▶ **MATERIAL SHOWN**
_ _ _ _ _

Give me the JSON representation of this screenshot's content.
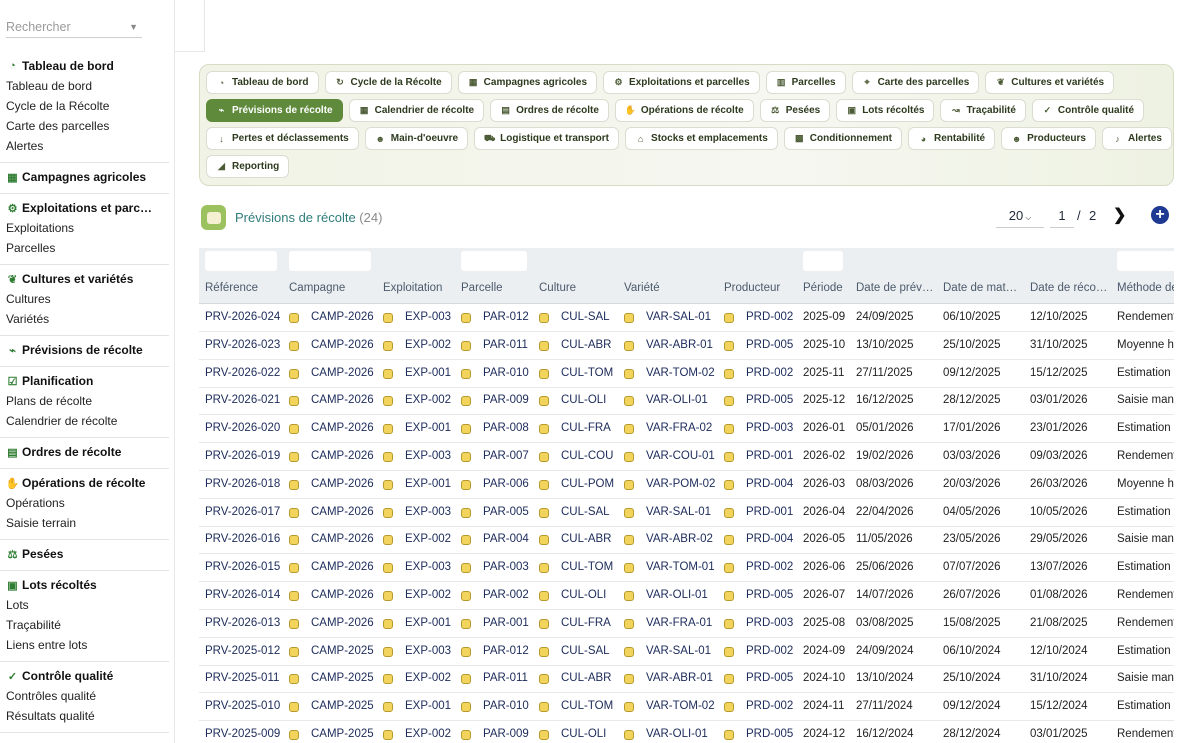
{
  "sidebar": {
    "search_placeholder": "Rechercher",
    "sections": [
      {
        "title": "Tableau de bord",
        "icon": "gauge-icon",
        "items": [
          "Tableau de bord",
          "Cycle de la Récolte",
          "Carte des parcelles",
          "Alertes"
        ]
      },
      {
        "title": "Campagnes agricoles",
        "icon": "calendar-icon",
        "items": []
      },
      {
        "title": "Exploitations et parc…",
        "icon": "tractor-icon",
        "items": [
          "Exploitations",
          "Parcelles"
        ]
      },
      {
        "title": "Cultures et variétés",
        "icon": "seedling-icon",
        "items": [
          "Cultures",
          "Variétés"
        ]
      },
      {
        "title": "Prévisions de récolte",
        "icon": "chart-line-icon",
        "items": []
      },
      {
        "title": "Planification",
        "icon": "clipboard-check-icon",
        "items": [
          "Plans de récolte",
          "Calendrier de récolte"
        ]
      },
      {
        "title": "Ordres de récolte",
        "icon": "clipboard-icon",
        "items": []
      },
      {
        "title": "Opérations de récolte",
        "icon": "hand-icon",
        "items": [
          "Opérations",
          "Saisie terrain"
        ]
      },
      {
        "title": "Pesées",
        "icon": "scale-icon",
        "items": []
      },
      {
        "title": "Lots récoltés",
        "icon": "boxes-icon",
        "items": [
          "Lots",
          "Traçabilité",
          "Liens entre lots"
        ]
      },
      {
        "title": "Contrôle qualité",
        "icon": "check-icon",
        "items": [
          "Contrôles qualité",
          "Résultats qualité"
        ]
      }
    ]
  },
  "tabs": [
    [
      {
        "label": "Tableau de bord",
        "icon": "gauge-icon"
      },
      {
        "label": "Cycle de la Récolte",
        "icon": "sync-icon"
      },
      {
        "label": "Campagnes agricoles",
        "icon": "calendar-icon"
      },
      {
        "label": "Exploitations et parcelles",
        "icon": "tractor-icon"
      },
      {
        "label": "Parcelles",
        "icon": "map-icon"
      },
      {
        "label": "Carte des parcelles",
        "icon": "map-marked-icon"
      },
      {
        "label": "Cultures et variétés",
        "icon": "seedling-icon"
      }
    ],
    [
      {
        "label": "Prévisions de récolte",
        "icon": "chart-line-icon",
        "active": true
      },
      {
        "label": "Calendrier de récolte",
        "icon": "calendar-icon"
      },
      {
        "label": "Ordres de récolte",
        "icon": "clipboard-icon"
      },
      {
        "label": "Opérations de récolte",
        "icon": "hand-icon"
      },
      {
        "label": "Pesées",
        "icon": "scale-icon"
      },
      {
        "label": "Lots récoltés",
        "icon": "boxes-icon"
      },
      {
        "label": "Traçabilité",
        "icon": "route-icon"
      },
      {
        "label": "Contrôle qualité",
        "icon": "check-icon"
      }
    ],
    [
      {
        "label": "Pertes et déclassements",
        "icon": "arrow-down-icon"
      },
      {
        "label": "Main-d'oeuvre",
        "icon": "users-icon"
      },
      {
        "label": "Logistique et transport",
        "icon": "truck-icon"
      },
      {
        "label": "Stocks et emplacements",
        "icon": "warehouse-icon"
      },
      {
        "label": "Conditionnement",
        "icon": "pallet-icon"
      },
      {
        "label": "Rentabilité",
        "icon": "pie-chart-icon"
      },
      {
        "label": "Producteurs",
        "icon": "users-icon"
      },
      {
        "label": "Alertes",
        "icon": "bell-icon"
      }
    ],
    [
      {
        "label": "Reporting",
        "icon": "chart-area-icon"
      }
    ]
  ],
  "list": {
    "title": "Prévisions de récolte",
    "count": "(24)",
    "page_size": "20",
    "page": "1",
    "page_sep": "/",
    "total_pages": "2"
  },
  "columns": [
    "Référence",
    "Campagne",
    "Exploitation",
    "Parcelle",
    "Culture",
    "Variété",
    "Producteur",
    "Période",
    "Date de prév…",
    "Date de mat…",
    "Date de réco…",
    "Méthode de"
  ],
  "rows": [
    [
      "PRV-2026-024",
      "CAMP-2026",
      "EXP-003",
      "PAR-012",
      "CUL-SAL",
      "VAR-SAL-01",
      "PRD-002",
      "2025-09",
      "24/09/2025",
      "06/10/2025",
      "12/10/2025",
      "Rendement"
    ],
    [
      "PRV-2026-023",
      "CAMP-2026",
      "EXP-002",
      "PAR-011",
      "CUL-ABR",
      "VAR-ABR-01",
      "PRD-005",
      "2025-10",
      "13/10/2025",
      "25/10/2025",
      "31/10/2025",
      "Moyenne hi"
    ],
    [
      "PRV-2026-022",
      "CAMP-2026",
      "EXP-001",
      "PAR-010",
      "CUL-TOM",
      "VAR-TOM-02",
      "PRD-002",
      "2025-11",
      "27/11/2025",
      "09/12/2025",
      "15/12/2025",
      "Estimation a"
    ],
    [
      "PRV-2026-021",
      "CAMP-2026",
      "EXP-002",
      "PAR-009",
      "CUL-OLI",
      "VAR-OLI-01",
      "PRD-005",
      "2025-12",
      "16/12/2025",
      "28/12/2025",
      "03/01/2026",
      "Saisie manu"
    ],
    [
      "PRV-2026-020",
      "CAMP-2026",
      "EXP-001",
      "PAR-008",
      "CUL-FRA",
      "VAR-FRA-02",
      "PRD-003",
      "2026-01",
      "05/01/2026",
      "17/01/2026",
      "23/01/2026",
      "Estimation p"
    ],
    [
      "PRV-2026-019",
      "CAMP-2026",
      "EXP-003",
      "PAR-007",
      "CUL-COU",
      "VAR-COU-01",
      "PRD-001",
      "2026-02",
      "19/02/2026",
      "03/03/2026",
      "09/03/2026",
      "Rendement"
    ],
    [
      "PRV-2026-018",
      "CAMP-2026",
      "EXP-001",
      "PAR-006",
      "CUL-POM",
      "VAR-POM-02",
      "PRD-004",
      "2026-03",
      "08/03/2026",
      "20/03/2026",
      "26/03/2026",
      "Moyenne hi"
    ],
    [
      "PRV-2026-017",
      "CAMP-2026",
      "EXP-003",
      "PAR-005",
      "CUL-SAL",
      "VAR-SAL-01",
      "PRD-001",
      "2026-04",
      "22/04/2026",
      "04/05/2026",
      "10/05/2026",
      "Estimation a"
    ],
    [
      "PRV-2026-016",
      "CAMP-2026",
      "EXP-002",
      "PAR-004",
      "CUL-ABR",
      "VAR-ABR-02",
      "PRD-004",
      "2026-05",
      "11/05/2026",
      "23/05/2026",
      "29/05/2026",
      "Saisie manu"
    ],
    [
      "PRV-2026-015",
      "CAMP-2026",
      "EXP-003",
      "PAR-003",
      "CUL-TOM",
      "VAR-TOM-01",
      "PRD-002",
      "2026-06",
      "25/06/2026",
      "07/07/2026",
      "13/07/2026",
      "Estimation p"
    ],
    [
      "PRV-2026-014",
      "CAMP-2026",
      "EXP-002",
      "PAR-002",
      "CUL-OLI",
      "VAR-OLI-01",
      "PRD-005",
      "2026-07",
      "14/07/2026",
      "26/07/2026",
      "01/08/2026",
      "Rendement"
    ],
    [
      "PRV-2026-013",
      "CAMP-2026",
      "EXP-001",
      "PAR-001",
      "CUL-FRA",
      "VAR-FRA-01",
      "PRD-003",
      "2025-08",
      "03/08/2025",
      "15/08/2025",
      "21/08/2025",
      "Rendement"
    ],
    [
      "PRV-2025-012",
      "CAMP-2025",
      "EXP-003",
      "PAR-012",
      "CUL-SAL",
      "VAR-SAL-01",
      "PRD-002",
      "2024-09",
      "24/09/2024",
      "06/10/2024",
      "12/10/2024",
      "Estimation a"
    ],
    [
      "PRV-2025-011",
      "CAMP-2025",
      "EXP-002",
      "PAR-011",
      "CUL-ABR",
      "VAR-ABR-01",
      "PRD-005",
      "2024-10",
      "13/10/2024",
      "25/10/2024",
      "31/10/2024",
      "Saisie manu"
    ],
    [
      "PRV-2025-010",
      "CAMP-2025",
      "EXP-001",
      "PAR-010",
      "CUL-TOM",
      "VAR-TOM-02",
      "PRD-002",
      "2024-11",
      "27/11/2024",
      "09/12/2024",
      "15/12/2024",
      "Estimation p"
    ],
    [
      "PRV-2025-009",
      "CAMP-2025",
      "EXP-002",
      "PAR-009",
      "CUL-OLI",
      "VAR-OLI-01",
      "PRD-005",
      "2024-12",
      "16/12/2024",
      "28/12/2024",
      "03/01/2025",
      "Rendement"
    ]
  ]
}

_ _ _ _ _

▶ **WHAT YOU HAVE TO DO**
Within the listing above, copy each line that has the string "check".

▶ **EXERCISE SOLUTION**
        "icon": "clipboard-check-icon",
        "icon": "check-icon",
        "icon": "check-icon"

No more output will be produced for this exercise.